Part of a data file
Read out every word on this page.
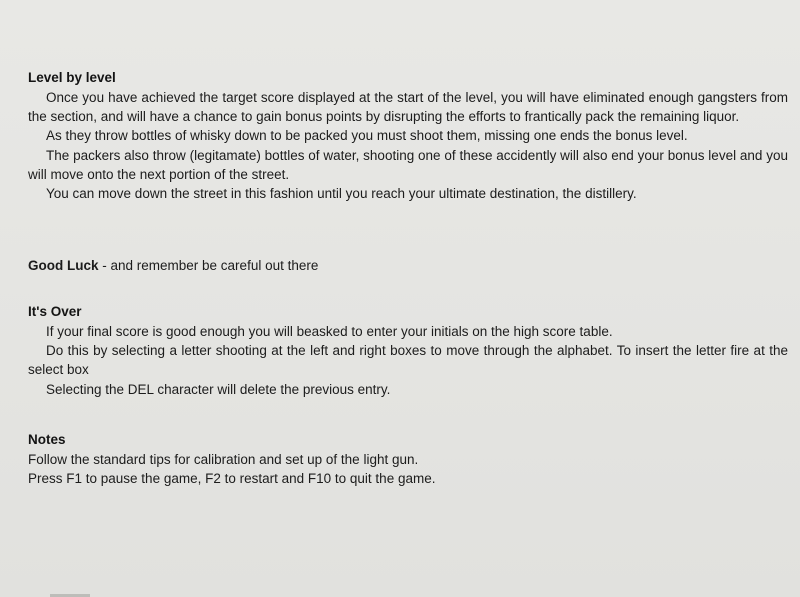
Level by level

Once you have achieved the target score displayed at the start of the level, you will have eliminated enough gangsters from the section, and will have a chance to gain bonus points by disrupting the efforts to frantically pack the remaining liquor.

As they throw bottles of whisky down to be packed you must shoot them, missing one ends the bonus level.

The packers also throw (legitamate) bottles of water, shooting one of these accidently will also end your bonus level and you will move onto the next portion of the street.

You can move down the street in this fashion until you reach your ultimate destination, the distillery.

Good Luck - and remember be careful out there

It's Over

If your final score is good enough you will beasked to enter your initials on the high score table.

Do this by selecting a letter shooting at the left and right boxes to move through the alphabet. To insert the letter fire at the select box

Selecting the DEL character will delete the previous entry.

Notes

Follow the standard tips for calibration and set up of the light gun.

Press F1 to pause the game, F2 to restart and F10 to quit the game.
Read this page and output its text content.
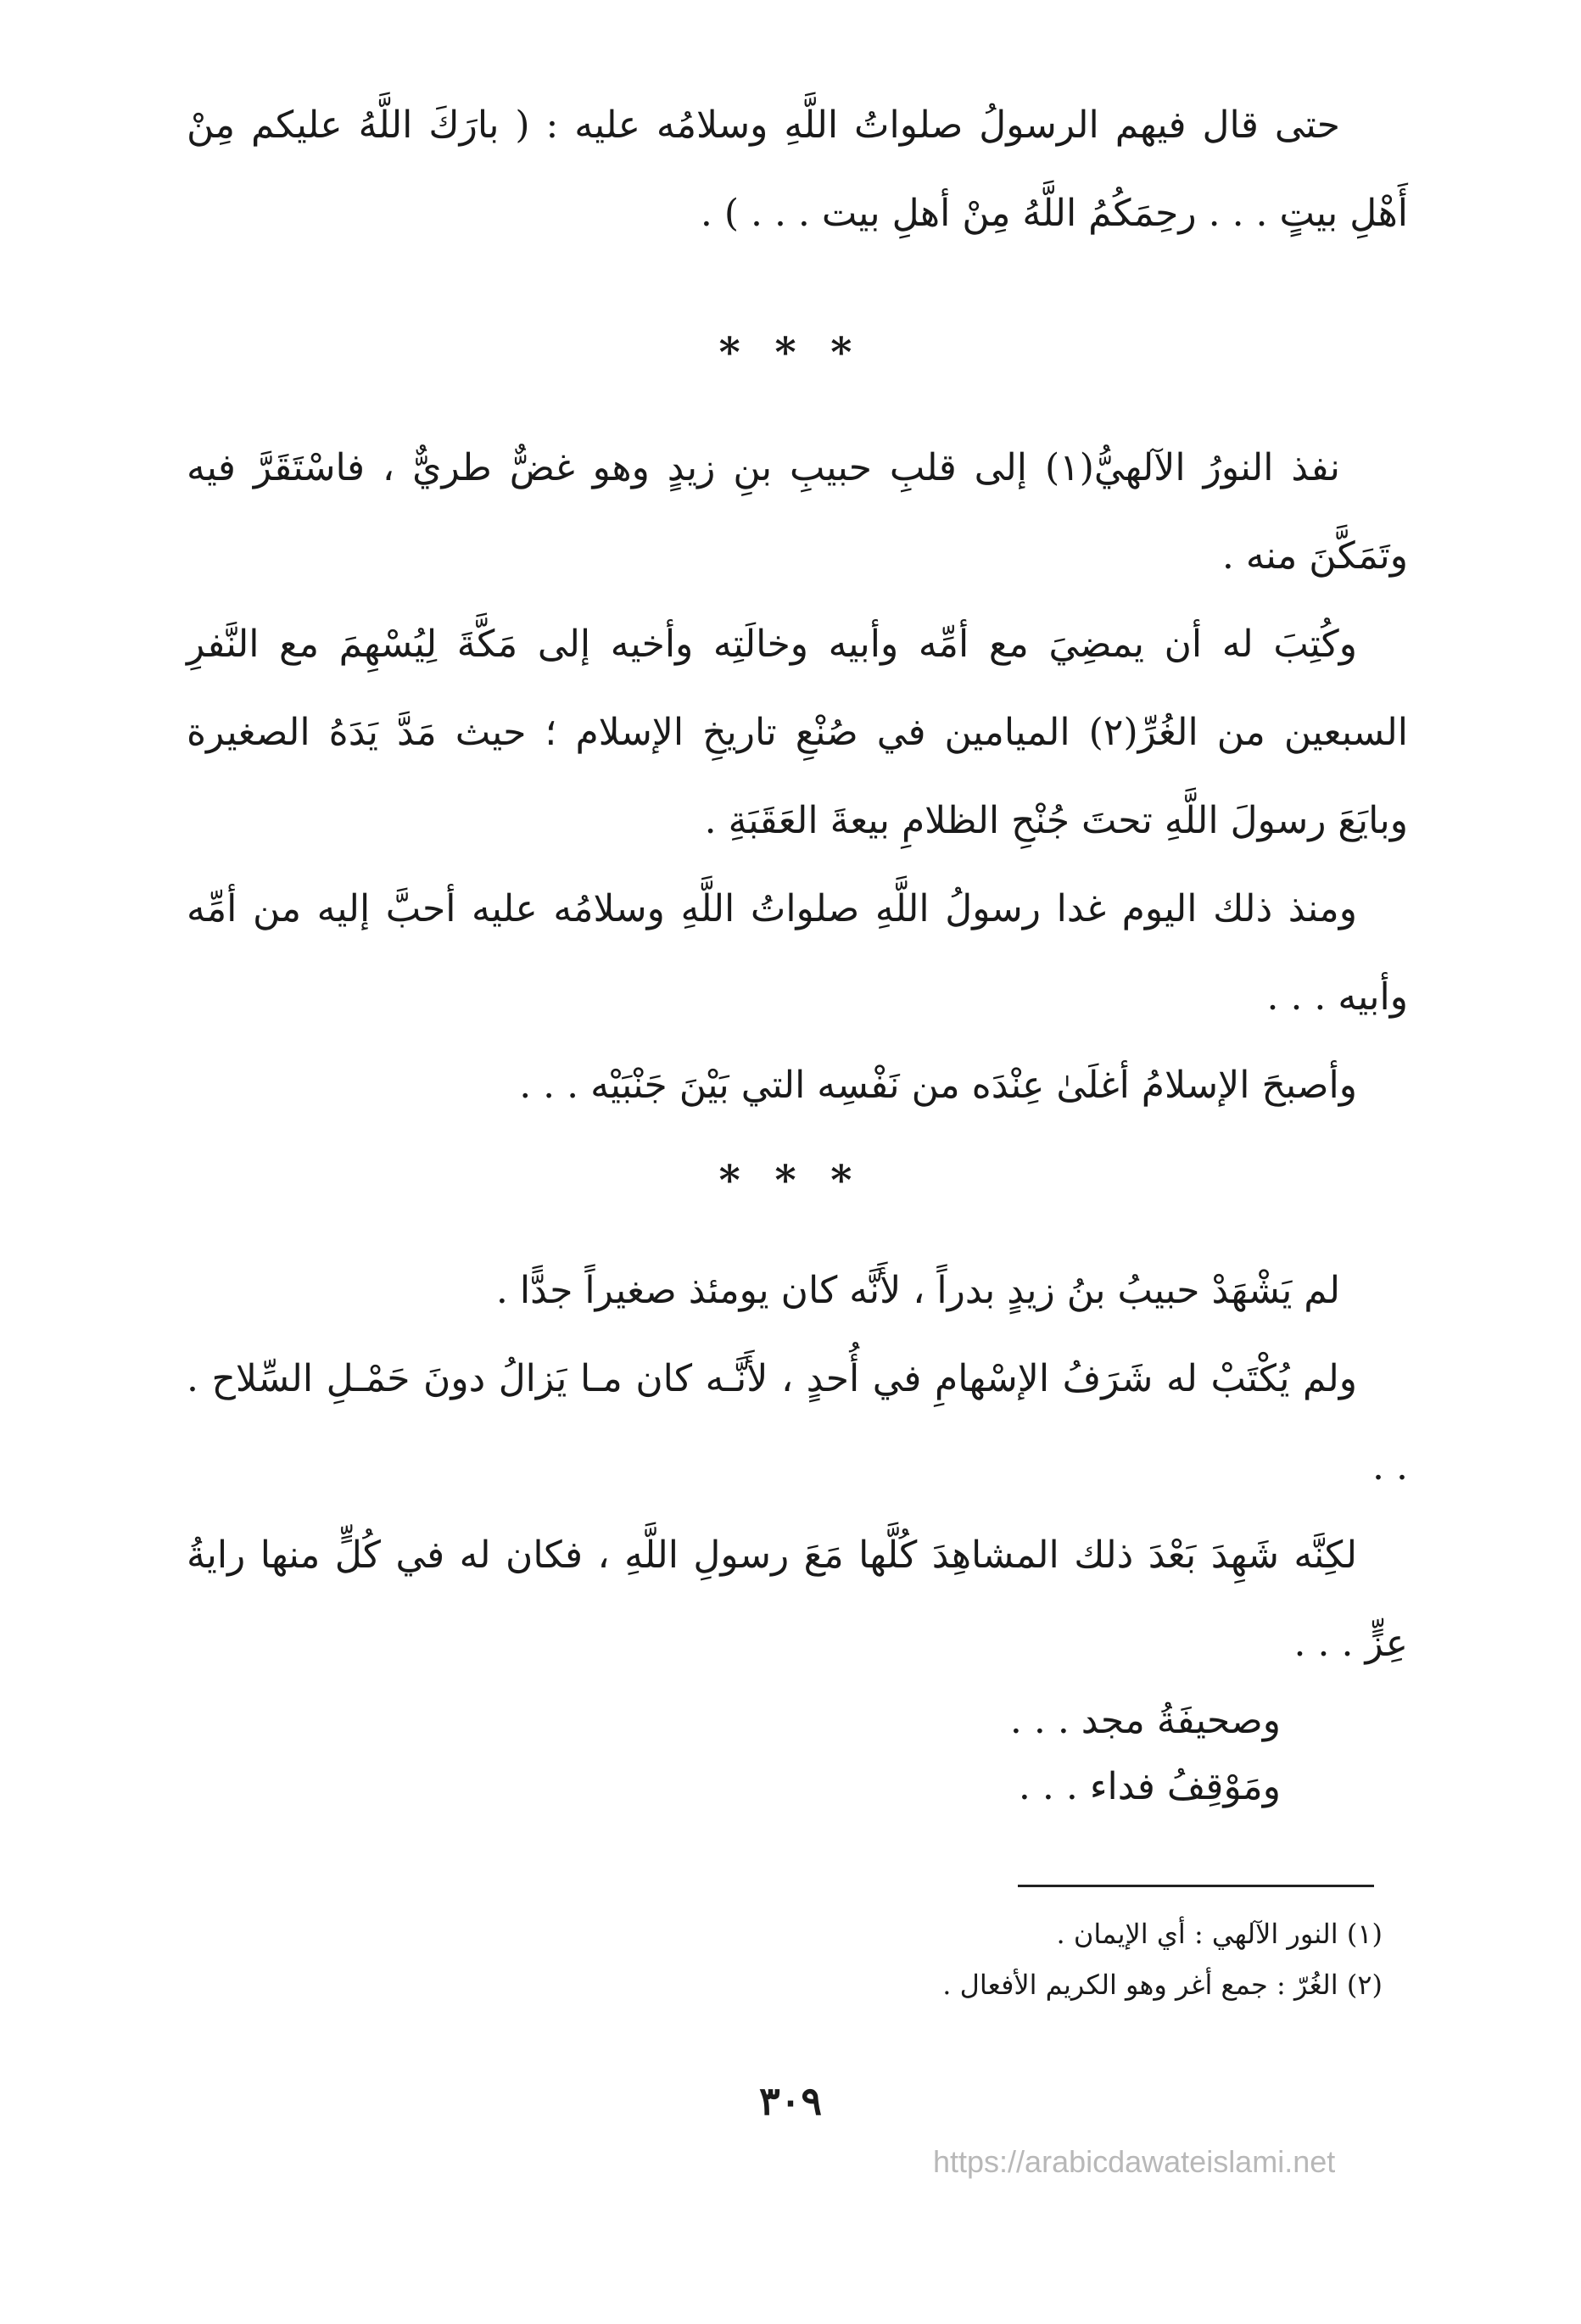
حتى قال فيهم الرسولُ صلواتُ اللَّهِ وسلامُه عليه : ( بارَكَ اللَّهُ عليكم مِنْ أَهْلِ بيتٍ . . . رحِمَكُمُ اللَّهُ مِنْ أهلِ بيت . . . ) .

* * *

نفذ النورُ الآلهيُّ(١) إلى قلبِ حبيبِ بنِ زيدٍ وهو غضٌّ طريٌّ ، فاسْتَقَرَّ فيه وتَمَكَّنَ منه .

وكُتِبَ له أن يمضِيَ مع أمِّه وأبيه وخالَتِه وأخيه إلى مَكَّةَ لِيُسْهِمَ مع النَّفرِ السبعين من الغُرِّ(٢) الميامين في صُنْعِ تاريخِ الإسلام ؛ حيث مَدَّ يَدَهُ الصغيرة وبايَعَ رسولَ اللَّهِ تحتَ جُنْحِ الظلامِ بيعةَ العَقَبَةِ .

ومنذ ذلك اليوم غدا رسولُ اللَّهِ صلواتُ اللَّهِ وسلامُه عليه أحبَّ إليه من أمِّه وأبيه . . .

وأصبحَ الإسلامُ أغلَىٰ عِنْدَه من نَفْسِه التي بَيْنَ جَنْبَيْه . . .

* * *

لم يَشْهَدْ حبيبُ بنُ زيدٍ بدراً ، لأَنَّه كان يومئذ صغيراً جدًّا .

ولم يُكْتَبْ له شَرَفُ الإسْهامِ في أُحدٍ ، لأَنَّـه كان مـا يَزالُ دونَ حَمْـلِ السِّلاح . . .

لكِنَّه شَهِدَ بَعْدَ ذلك المشاهِدَ كُلَّها مَعَ رسولِ اللَّهِ ، فكان له في كُلٍّ منها رايةُ عِزٍّ . . .

وصحيفَةُ مجد . . .

ومَوْقِفُ فداء . . .

(١) النور الآلهي : أي الإيمان .

(٢) الغُرّ : جمع أغر وهو الكريم الأفعال .

٣٠٩
https://arabicdawateislami.net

Task instructions: Repeat the records word for word. Any picture in them should be left out.

Final result:
Read out every word on this page.
Level by level

Once you have achieved the target score displayed at the start of the level, you will have eliminated enough gangsters from the section, and will have a chance to gain bonus points by disrupting the efforts to frantically pack the remaining liquor.

As they throw bottles of whisky down to be packed you must shoot them, missing one ends the bonus level.

The packers also throw (legitamate) bottles of water, shooting one of these accidently will also end your bonus level and you will move onto the next portion of the street.

You can move down the street in this fashion until you reach your ultimate destination, the distillery.

Good Luck - and remember be careful out there

It's Over

If your final score is good enough you will beasked to enter your initials on the high score table.

Do this by selecting a letter shooting at the left and right boxes to move through the alphabet. To insert the letter fire at the select box

Selecting the DEL character will delete the previous entry.

Notes

Follow the standard tips for calibration and set up of the light gun.

Press F1 to pause the game, F2 to restart and F10 to quit the game.
Read this page and output its text content.
حتى قال فيهم الرسولُ صلواتُ اللَّهِ وسلامُه عليه : ( بارَكَ اللَّهُ عليكم مِنْ أَهْلِ بيتٍ . . . رحِمَكُمُ اللَّهُ مِنْ أهلِ بيت . . . ) .

* * *

نفذ النورُ الآلهيُّ(١) إلى قلبِ حبيبِ بنِ زيدٍ وهو غضٌّ طريٌّ ، فاسْتَقَرَّ فيه وتَمَكَّنَ منه .

وكُتِبَ له أن يمضِيَ مع أمِّه وأبيه وخالَتِه وأخيه إلى مَكَّةَ لِيُسْهِمَ مع النَّفرِ السبعين من الغُرِّ(٢) الميامين في صُنْعِ تاريخِ الإسلام ؛ حيث مَدَّ يَدَهُ الصغيرة وبايَعَ رسولَ اللَّهِ تحتَ جُنْحِ الظلامِ بيعةَ العَقَبَةِ .

ومنذ ذلك اليوم غدا رسولُ اللَّهِ صلواتُ اللَّهِ وسلامُه عليه أحبَّ إليه من أمِّه وأبيه . . .

وأصبحَ الإسلامُ أغلَىٰ عِنْدَه من نَفْسِه التي بَيْنَ جَنْبَيْه . . .

* * *

لم يَشْهَدْ حبيبُ بنُ زيدٍ بدراً ، لأَنَّه كان يومئذ صغيراً جدًّا .

ولم يُكْتَبْ له شَرَفُ الإسْهامِ في أُحدٍ ، لأَنَّـه كان مـا يَزالُ دونَ حَمْـلِ السِّلاح . . .

لكِنَّه شَهِدَ بَعْدَ ذلك المشاهِدَ كُلَّها مَعَ رسولِ اللَّهِ ، فكان له في كُلٍّ منها رايةُ عِزٍّ . . .

وصحيفَةُ مجد . . .

ومَوْقِفُ فداء . . .

(١) النور الآلهي : أي الإيمان .

(٢) الغُرّ : جمع أغر وهو الكريم الأفعال .

٣٠٩
https://arabicdawateislami.net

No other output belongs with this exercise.